--- Entries provided ---

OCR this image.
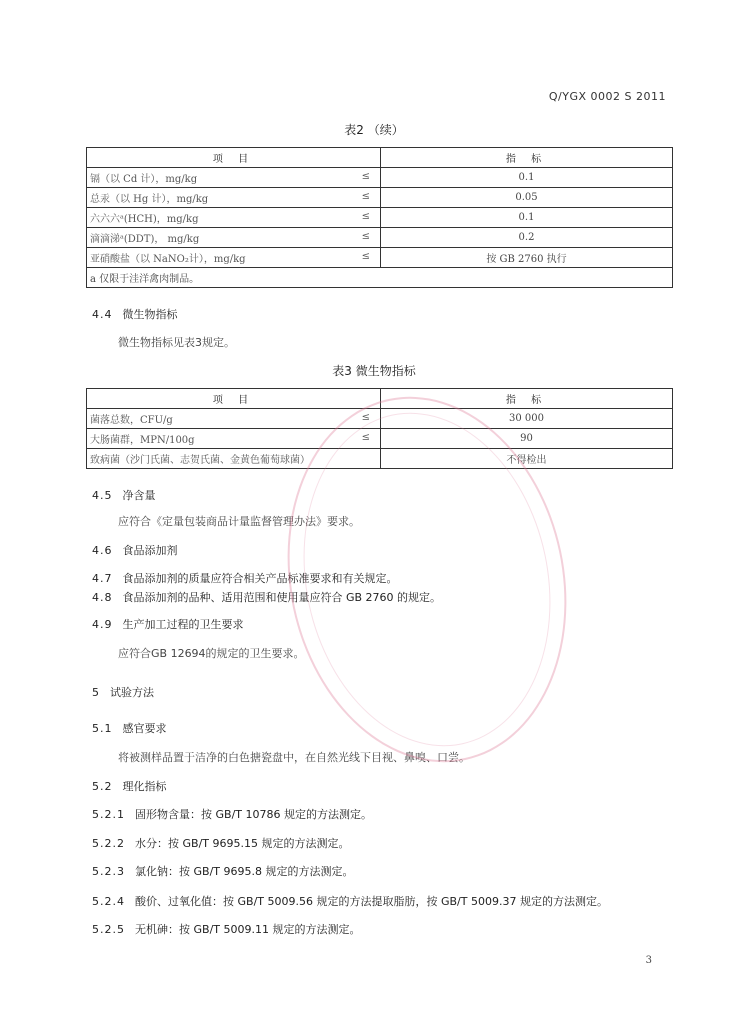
Q/YGX 0002 S 2011
表2 （续）
项 目	指 标
镉（以 Cd 计），mg/kg ≤	0.1
总汞（以 Hg 计），mg/kg ≤	0.05
六六六ᵃ(HCH)，mg/kg ≤	0.1
滴滴涕ᵃ(DDT)， mg/kg ≤	0.2
亚硝酸盐（以 NaNO₂计），mg/kg ≤	按 GB 2760 执行
a 仅限于洼洋禽肉制品。	
4.4 微生物指标
微生物指标见表3规定。
表3 微生物指标
项 目	指 标
菌落总数，CFU/g ≤	30 000
大肠菌群，MPN/100g ≤	90
致病菌（沙门氏菌、志贺氏菌、金黄色葡萄球菌）	不得检出
4.5 净含量
应符合《定量包装商品计量监督管理办法》要求。
4.6 食品添加剂
4.7 食品添加剂的质量应符合相关产品标准要求和有关规定。
4.8 食品添加剂的品种、适用范围和使用量应符合 GB 2760 的规定。
4.9 生产加工过程的卫生要求
应符合GB 12694的规定的卫生要求。
5 试验方法
5.1 感官要求
将被测样品置于洁净的白色搪瓷盘中，在自然光线下目视、鼻嗅、口尝。
5.2 理化指标
5.2.1 固形物含量：按 GB/T 10786 规定的方法测定。
5.2.2 水分：按 GB/T 9695.15 规定的方法测定。
5.2.3 氯化钠：按 GB/T 9695.8 规定的方法测定。
5.2.4 酸价、过氧化值：按 GB/T 5009.56 规定的方法提取脂肪，按 GB/T 5009.37 规定的方法测定。
5.2.5 无机砷：按 GB/T 5009.11 规定的方法测定。
3
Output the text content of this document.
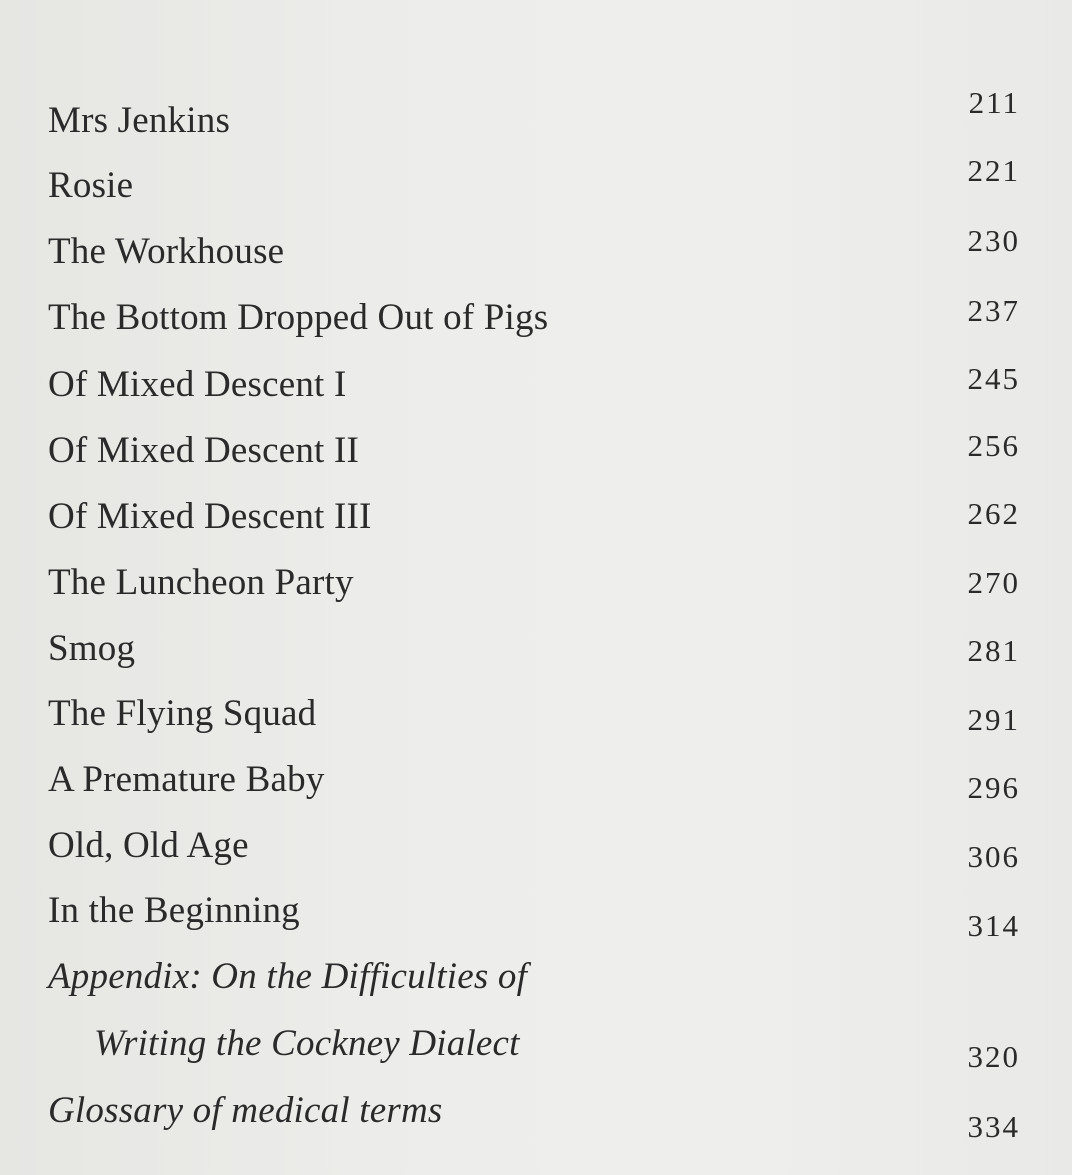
Mrs Jenkins	211
Rosie	221
The Workhouse	230
The Bottom Dropped Out of Pigs	237
Of Mixed Descent I	245
Of Mixed Descent II	256
Of Mixed Descent III	262
The Luncheon Party	270
Smog	281
The Flying Squad	291
A Premature Baby	296
Old, Old Age	306
In the Beginning	314
Appendix: On the Difficulties of
Writing the Cockney Dialect	320
Glossary of medical terms	334
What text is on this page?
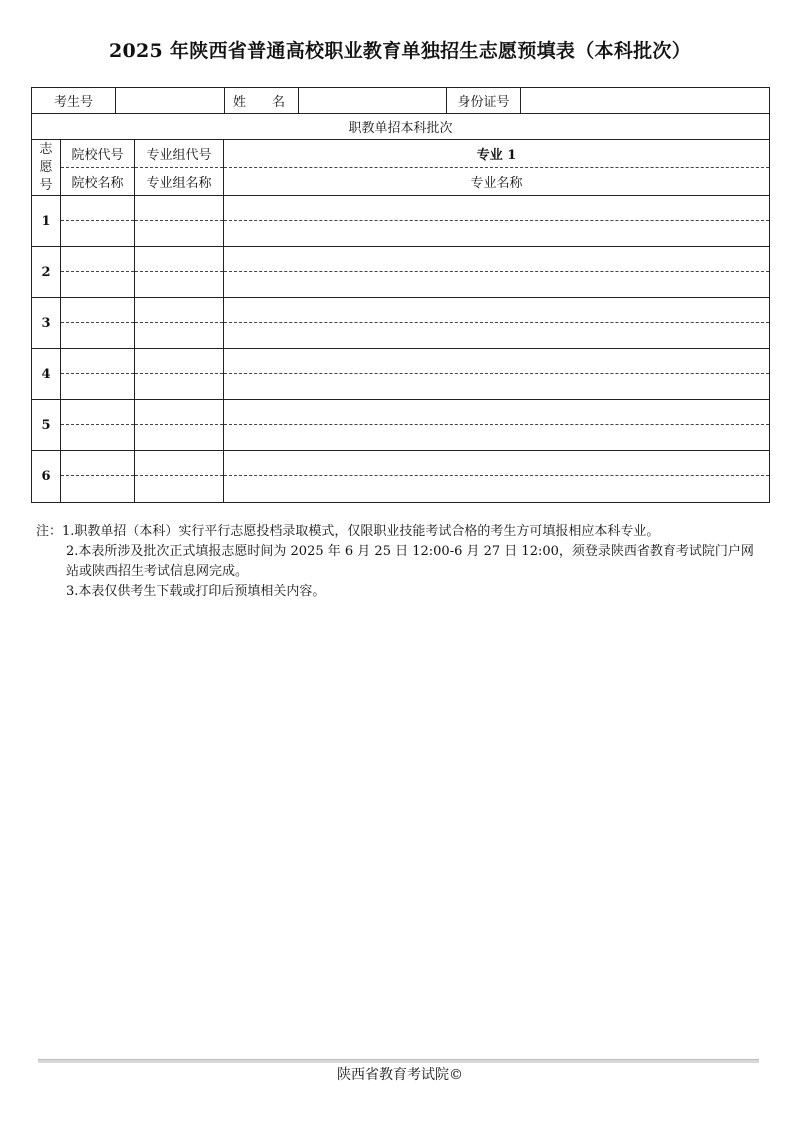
2025 年陕西省普通高校职业教育单独招生志愿预填表（本科批次）
考生号	姓　　名	身份证号
职教单招本科批次
志
愿
号
院校代号
院校名称
专业组代号
专业组名称
专业 1
专业名称
1
2
3
4
5
6

注：1.职教单招（本科）实行平行志愿投档录取模式，仅限职业技能考试合格的考生方可填报相应本科专业。

2.本表所涉及批次正式填报志愿时间为 2025 年 6 月 25 日 12:00-6 月 27 日 12:00，须登录陕西省教育考试院门户网站或陕西招生考试信息网完成。

3.本表仅供考生下载或打印后预填相关内容。

陕西省教育考试院©
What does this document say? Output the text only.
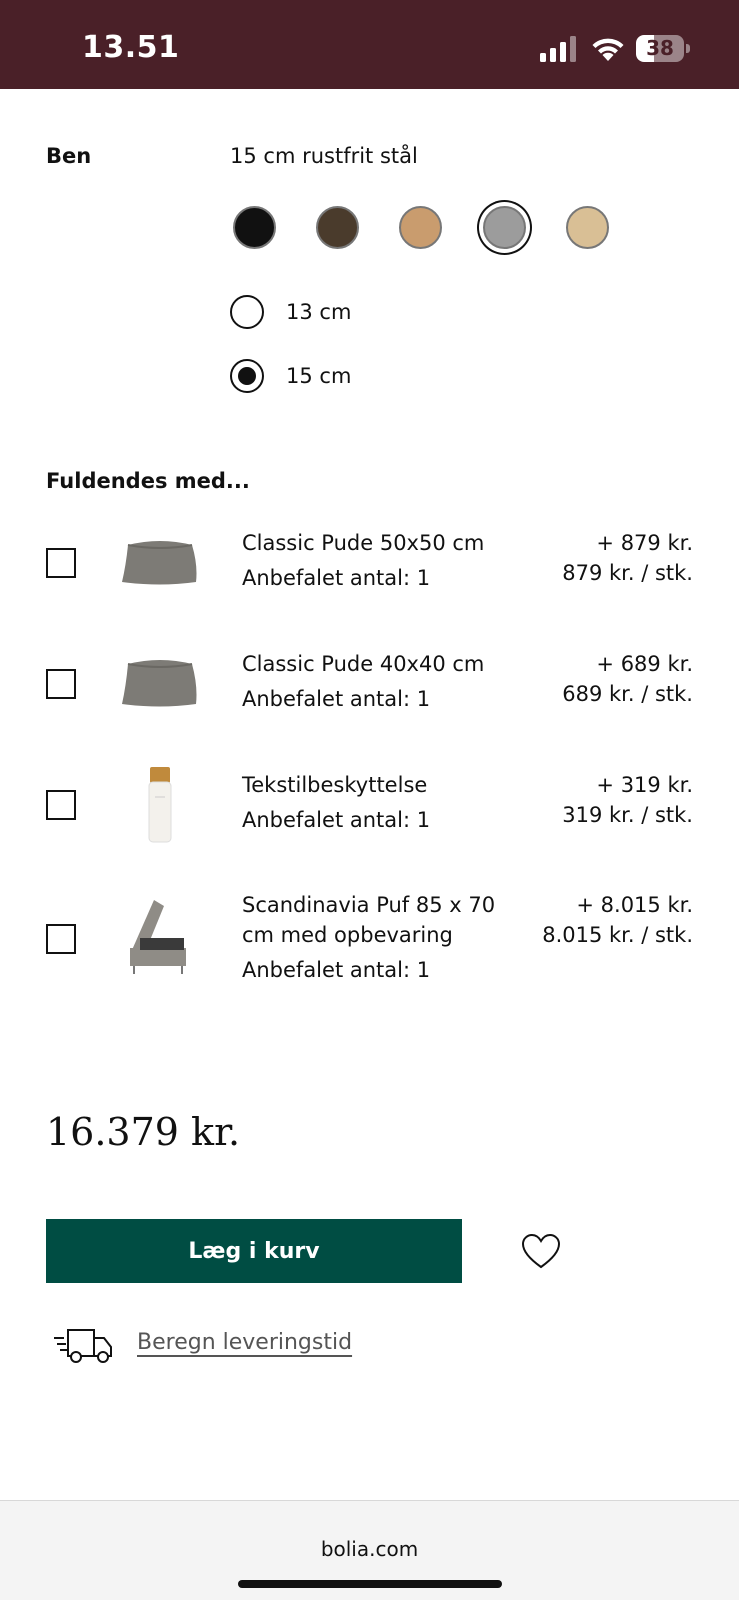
13.51	38
Ben	15 cm rustfrit stål
13 cm
15 cm
Fuldendes med...
Classic Pude 50x50 cm
Anbefalet antal: 1
+ 879 kr.
879 kr. / stk.
Classic Pude 40x40 cm
Anbefalet antal: 1
+ 689 kr.
689 kr. / stk.
Tekstilbeskyttelse
Anbefalet antal: 1
+ 319 kr.
319 kr. / stk.
Scandinavia Puf 85 x 70 cm med opbevaring
Anbefalet antal: 1
+ 8.015 kr.
8.015 kr. / stk.
16.379 kr.
Læg i kurv
Beregn leveringstid
bolia.com
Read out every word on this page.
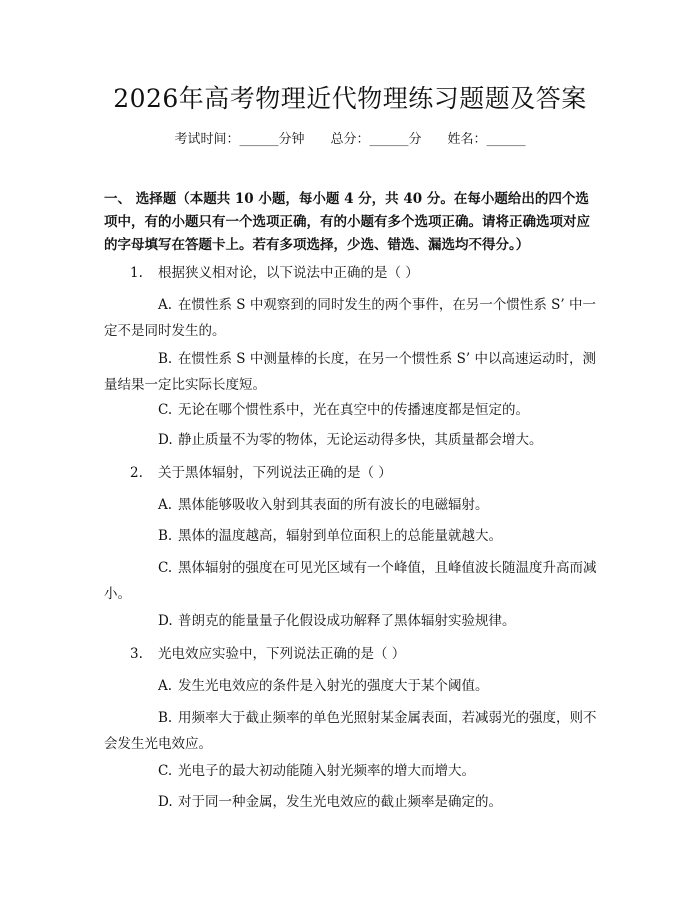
2026年高考物理近代物理练习题题及答案
考试时间：______分钟 总分：______分 姓名：______
一、 选择题（本题共 10 小题，每小题 4 分，共 40 分。在每小题给出的四个选项中，有的小题只有一个选项正确，有的小题有多个选项正确。请将正确选项对应的字母填写在答题卡上。若有多项选择，少选、错选、漏选均不得分。）
1. 根据狭义相对论，以下说法中正确的是（ ）
A. 在惯性系 S 中观察到的同时发生的两个事件，在另一个惯性系 S’ 中一定不是同时发生的。
B. 在惯性系 S 中测量棒的长度，在另一个惯性系 S’ 中以高速运动时，测量结果一定比实际长度短。
C. 无论在哪个惯性系中，光在真空中的传播速度都是恒定的。
D. 静止质量不为零的物体，无论运动得多快，其质量都会增大。
2. 关于黑体辐射，下列说法正确的是（ ）
A. 黑体能够吸收入射到其表面的所有波长的电磁辐射。
B. 黑体的温度越高，辐射到单位面积上的总能量就越大。
C. 黑体辐射的强度在可见光区域有一个峰值，且峰值波长随温度升高而减小。
D. 普朗克的能量量子化假设成功解释了黑体辐射实验规律。
3. 光电效应实验中，下列说法正确的是（ ）
A. 发生光电效应的条件是入射光的强度大于某个阈值。
B. 用频率大于截止频率的单色光照射某金属表面，若减弱光的强度，则不会发生光电效应。
C. 光电子的最大初动能随入射光频率的增大而增大。
D. 对于同一种金属，发生光电效应的截止频率是确定的。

---

Problem to work on:
All entries must be written out again exactly as given, with no pictures in the copy.

Response to the task:
OCR this image.
Q/YGX 0002 S 2011
表2 （续）
项 目	指 标
镉（以 Cd 计），mg/kg ≤	0.1
总汞（以 Hg 计），mg/kg ≤	0.05
六六六ᵃ(HCH)，mg/kg ≤	0.1
滴滴涕ᵃ(DDT)， mg/kg ≤	0.2
亚硝酸盐（以 NaNO₂计），mg/kg ≤	按 GB 2760 执行
a 仅限于洼洋禽肉制品。	
4.4 微生物指标
微生物指标见表3规定。
表3 微生物指标
项 目	指 标
菌落总数，CFU/g ≤	30 000
大肠菌群，MPN/100g ≤	90
致病菌（沙门氏菌、志贺氏菌、金黄色葡萄球菌）	不得检出
4.5 净含量
应符合《定量包装商品计量监督管理办法》要求。
4.6 食品添加剂
4.7 食品添加剂的质量应符合相关产品标准要求和有关规定。
4.8 食品添加剂的品种、适用范围和使用量应符合 GB 2760 的规定。
4.9 生产加工过程的卫生要求
应符合GB 12694的规定的卫生要求。
5 试验方法
5.1 感官要求
将被测样品置于洁净的白色搪瓷盘中，在自然光线下目视、鼻嗅、口尝。
5.2 理化指标
5.2.1 固形物含量：按 GB/T 10786 规定的方法测定。
5.2.2 水分：按 GB/T 9695.15 规定的方法测定。
5.2.3 氯化钠：按 GB/T 9695.8 规定的方法测定。
5.2.4 酸价、过氧化值：按 GB/T 5009.56 规定的方法提取脂肪，按 GB/T 5009.37 规定的方法测定。
5.2.5 无机砷：按 GB/T 5009.11 规定的方法测定。
3
Output the text content of this document.
Mrs Jenkins	211
Rosie	221
The Workhouse	230
The Bottom Dropped Out of Pigs	237
Of Mixed Descent I	245
Of Mixed Descent II	256
Of Mixed Descent III	262
The Luncheon Party	270
Smog	281
The Flying Squad	291
A Premature Baby	296
Old, Old Age	306
In the Beginning	314
Appendix: On the Difficulties of
Writing the Cockney Dialect	320
Glossary of medical terms	334
What text is on this page?
2025 年陕西省普通高校职业教育单独招生志愿预填表（本科批次）
考生号	姓　　名	身份证号
职教单招本科批次
志
愿
号
院校代号
院校名称
专业组代号
专业组名称
专业 1
专业名称
1
2
3
4
5
6

注：1.职教单招（本科）实行平行志愿投档录取模式，仅限职业技能考试合格的考生方可填报相应本科专业。

2.本表所涉及批次正式填报志愿时间为 2025 年 6 月 25 日 12:00-6 月 27 日 12:00，须登录陕西省教育考试院门户网站或陕西招生考试信息网完成。

3.本表仅供考生下载或打印后预填相关内容。

陕西省教育考试院©
What does this document say? Output the text only.
13.51	38
Ben	15 cm rustfrit stål
13 cm
15 cm
Fuldendes med...
Classic Pude 50x50 cm
Anbefalet antal: 1
+ 879 kr.
879 kr. / stk.
Classic Pude 40x40 cm
Anbefalet antal: 1
+ 689 kr.
689 kr. / stk.
Tekstilbeskyttelse
Anbefalet antal: 1
+ 319 kr.
319 kr. / stk.
Scandinavia Puf 85 x 70 cm med opbevaring
Anbefalet antal: 1
+ 8.015 kr.
8.015 kr. / stk.
16.379 kr.
Læg i kurv
Beregn leveringstid
bolia.com
Read out every word on this page.
2026年高考物理近代物理练习题题及答案
考试时间：______分钟 总分：______分 姓名：______
一、 选择题（本题共 10 小题，每小题 4 分，共 40 分。在每小题给出的四个选项中，有的小题只有一个选项正确，有的小题有多个选项正确。请将正确选项对应的字母填写在答题卡上。若有多项选择，少选、错选、漏选均不得分。）
1. 根据狭义相对论，以下说法中正确的是（ ）
A. 在惯性系 S 中观察到的同时发生的两个事件，在另一个惯性系 S’ 中一定不是同时发生的。
B. 在惯性系 S 中测量棒的长度，在另一个惯性系 S’ 中以高速运动时，测量结果一定比实际长度短。
C. 无论在哪个惯性系中，光在真空中的传播速度都是恒定的。
D. 静止质量不为零的物体，无论运动得多快，其质量都会增大。
2. 关于黑体辐射，下列说法正确的是（ ）
A. 黑体能够吸收入射到其表面的所有波长的电磁辐射。
B. 黑体的温度越高，辐射到单位面积上的总能量就越大。
C. 黑体辐射的强度在可见光区域有一个峰值，且峰值波长随温度升高而减小。
D. 普朗克的能量量子化假设成功解释了黑体辐射实验规律。
3. 光电效应实验中，下列说法正确的是（ ）
A. 发生光电效应的条件是入射光的强度大于某个阈值。
B. 用频率大于截止频率的单色光照射某金属表面，若减弱光的强度，则不会发生光电效应。
C. 光电子的最大初动能随入射光频率的增大而增大。
D. 对于同一种金属，发生光电效应的截止频率是确定的。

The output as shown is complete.